Records from a data source:
>> START
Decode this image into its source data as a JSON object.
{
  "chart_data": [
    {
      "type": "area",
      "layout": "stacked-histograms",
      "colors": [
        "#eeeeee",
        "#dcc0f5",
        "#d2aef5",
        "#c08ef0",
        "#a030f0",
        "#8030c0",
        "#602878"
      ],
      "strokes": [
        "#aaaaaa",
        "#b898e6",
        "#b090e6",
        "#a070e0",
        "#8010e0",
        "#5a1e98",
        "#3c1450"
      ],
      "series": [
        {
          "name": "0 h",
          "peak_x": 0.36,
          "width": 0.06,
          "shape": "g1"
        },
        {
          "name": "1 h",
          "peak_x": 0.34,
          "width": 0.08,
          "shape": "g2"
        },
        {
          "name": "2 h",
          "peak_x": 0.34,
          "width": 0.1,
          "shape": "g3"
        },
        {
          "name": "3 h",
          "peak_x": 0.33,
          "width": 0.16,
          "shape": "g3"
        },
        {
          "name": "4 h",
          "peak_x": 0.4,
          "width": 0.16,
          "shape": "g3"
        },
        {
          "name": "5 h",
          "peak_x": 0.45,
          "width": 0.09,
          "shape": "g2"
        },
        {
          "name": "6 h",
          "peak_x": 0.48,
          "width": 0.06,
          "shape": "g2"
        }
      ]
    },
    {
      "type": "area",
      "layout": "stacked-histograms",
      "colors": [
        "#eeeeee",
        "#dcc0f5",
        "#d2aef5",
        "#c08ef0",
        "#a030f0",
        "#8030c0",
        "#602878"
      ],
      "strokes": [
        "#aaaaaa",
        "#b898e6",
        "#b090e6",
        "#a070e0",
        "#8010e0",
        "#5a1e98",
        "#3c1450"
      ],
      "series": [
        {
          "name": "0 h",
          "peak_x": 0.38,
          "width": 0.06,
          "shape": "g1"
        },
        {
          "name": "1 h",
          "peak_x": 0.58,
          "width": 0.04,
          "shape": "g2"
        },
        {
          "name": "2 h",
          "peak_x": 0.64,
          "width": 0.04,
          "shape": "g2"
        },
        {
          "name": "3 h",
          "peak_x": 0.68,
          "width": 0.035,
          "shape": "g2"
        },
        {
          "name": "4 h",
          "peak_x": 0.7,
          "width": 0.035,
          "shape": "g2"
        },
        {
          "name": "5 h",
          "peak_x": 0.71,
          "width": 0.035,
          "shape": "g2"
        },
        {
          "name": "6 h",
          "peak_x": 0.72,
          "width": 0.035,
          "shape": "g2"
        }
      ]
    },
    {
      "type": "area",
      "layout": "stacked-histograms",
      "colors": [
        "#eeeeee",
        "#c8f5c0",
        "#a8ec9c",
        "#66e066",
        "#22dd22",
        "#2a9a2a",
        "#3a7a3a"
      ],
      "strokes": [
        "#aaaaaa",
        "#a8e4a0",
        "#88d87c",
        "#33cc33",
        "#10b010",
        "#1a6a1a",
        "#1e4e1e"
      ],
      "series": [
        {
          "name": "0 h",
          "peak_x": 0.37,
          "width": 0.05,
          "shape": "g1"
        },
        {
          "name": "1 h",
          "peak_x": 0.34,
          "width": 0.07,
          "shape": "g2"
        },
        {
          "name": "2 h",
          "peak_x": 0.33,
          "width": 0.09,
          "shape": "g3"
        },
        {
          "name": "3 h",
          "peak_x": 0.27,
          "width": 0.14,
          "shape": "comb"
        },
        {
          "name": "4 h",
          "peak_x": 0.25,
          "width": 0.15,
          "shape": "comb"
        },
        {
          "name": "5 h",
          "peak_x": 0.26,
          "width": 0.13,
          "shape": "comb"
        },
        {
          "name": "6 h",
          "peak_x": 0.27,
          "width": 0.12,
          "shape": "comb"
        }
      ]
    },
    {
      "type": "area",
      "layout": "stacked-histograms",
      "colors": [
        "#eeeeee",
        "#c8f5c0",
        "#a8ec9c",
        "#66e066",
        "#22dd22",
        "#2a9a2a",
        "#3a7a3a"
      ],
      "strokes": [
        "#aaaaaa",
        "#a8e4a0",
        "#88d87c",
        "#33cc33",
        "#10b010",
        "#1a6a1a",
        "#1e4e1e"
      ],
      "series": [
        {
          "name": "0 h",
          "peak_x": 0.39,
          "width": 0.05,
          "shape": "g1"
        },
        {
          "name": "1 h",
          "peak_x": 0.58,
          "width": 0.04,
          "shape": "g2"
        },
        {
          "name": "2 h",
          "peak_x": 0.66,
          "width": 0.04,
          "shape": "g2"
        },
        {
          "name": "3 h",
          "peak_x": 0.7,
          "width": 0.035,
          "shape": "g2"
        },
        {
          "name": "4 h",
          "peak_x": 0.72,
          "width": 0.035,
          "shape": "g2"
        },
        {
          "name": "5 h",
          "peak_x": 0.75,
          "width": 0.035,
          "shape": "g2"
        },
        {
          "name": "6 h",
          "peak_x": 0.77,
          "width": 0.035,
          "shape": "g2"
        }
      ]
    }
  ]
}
>> END
>> START
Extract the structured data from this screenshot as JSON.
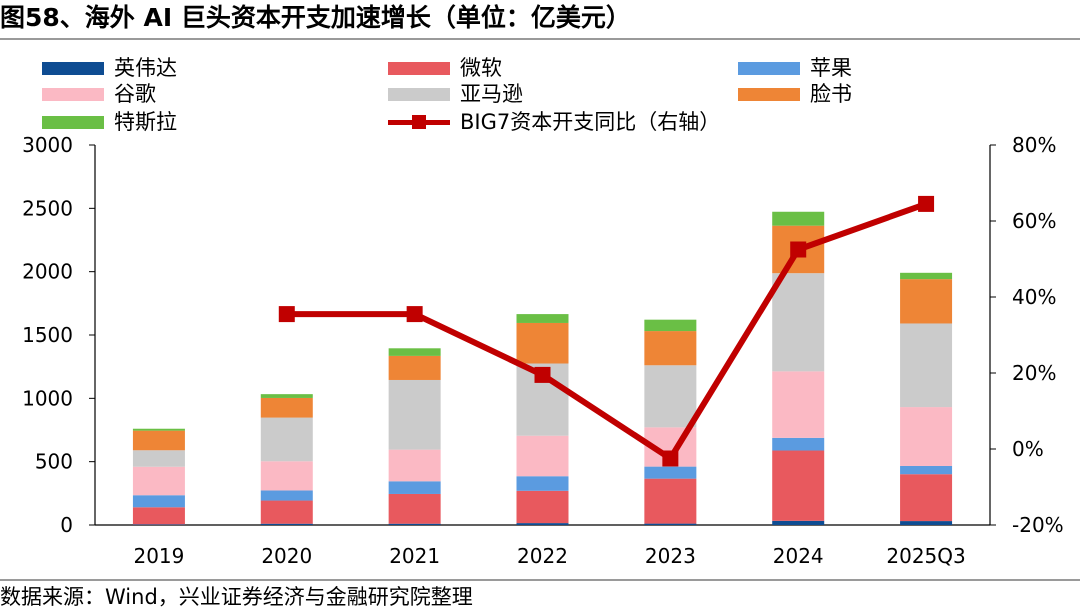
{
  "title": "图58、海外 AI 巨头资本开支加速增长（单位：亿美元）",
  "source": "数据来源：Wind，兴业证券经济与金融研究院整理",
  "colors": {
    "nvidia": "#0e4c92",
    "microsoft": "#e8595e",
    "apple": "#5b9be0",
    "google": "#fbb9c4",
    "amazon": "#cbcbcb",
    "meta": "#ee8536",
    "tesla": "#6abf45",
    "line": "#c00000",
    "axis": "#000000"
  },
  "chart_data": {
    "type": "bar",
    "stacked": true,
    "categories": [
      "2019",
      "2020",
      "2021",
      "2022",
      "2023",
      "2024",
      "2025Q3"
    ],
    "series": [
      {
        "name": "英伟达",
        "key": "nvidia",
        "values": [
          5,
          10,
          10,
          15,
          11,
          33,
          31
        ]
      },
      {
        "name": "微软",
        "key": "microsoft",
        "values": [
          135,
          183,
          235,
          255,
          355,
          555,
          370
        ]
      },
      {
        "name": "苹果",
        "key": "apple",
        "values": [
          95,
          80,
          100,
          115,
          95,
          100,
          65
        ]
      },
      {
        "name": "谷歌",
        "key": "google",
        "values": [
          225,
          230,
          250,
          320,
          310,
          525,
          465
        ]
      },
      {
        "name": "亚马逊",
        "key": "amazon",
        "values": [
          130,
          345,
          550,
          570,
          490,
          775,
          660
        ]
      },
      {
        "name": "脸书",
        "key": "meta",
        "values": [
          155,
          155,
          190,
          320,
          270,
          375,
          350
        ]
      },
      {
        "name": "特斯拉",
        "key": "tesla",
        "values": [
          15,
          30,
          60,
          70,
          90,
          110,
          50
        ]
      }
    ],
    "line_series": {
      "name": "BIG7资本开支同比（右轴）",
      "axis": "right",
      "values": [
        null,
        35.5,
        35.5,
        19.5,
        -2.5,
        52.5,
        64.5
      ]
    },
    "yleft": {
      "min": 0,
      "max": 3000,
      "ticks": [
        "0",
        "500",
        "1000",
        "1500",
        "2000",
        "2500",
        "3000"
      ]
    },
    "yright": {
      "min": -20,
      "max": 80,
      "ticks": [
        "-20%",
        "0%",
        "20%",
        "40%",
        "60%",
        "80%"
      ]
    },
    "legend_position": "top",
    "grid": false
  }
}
>> END
▸ Exercise details:
Look through the entries and find each line that has the string "this". Copy those lines.

▸ Task response:
Decode this image into its source data as a JSON object.
Extract the structured data from this screenshot as JSON.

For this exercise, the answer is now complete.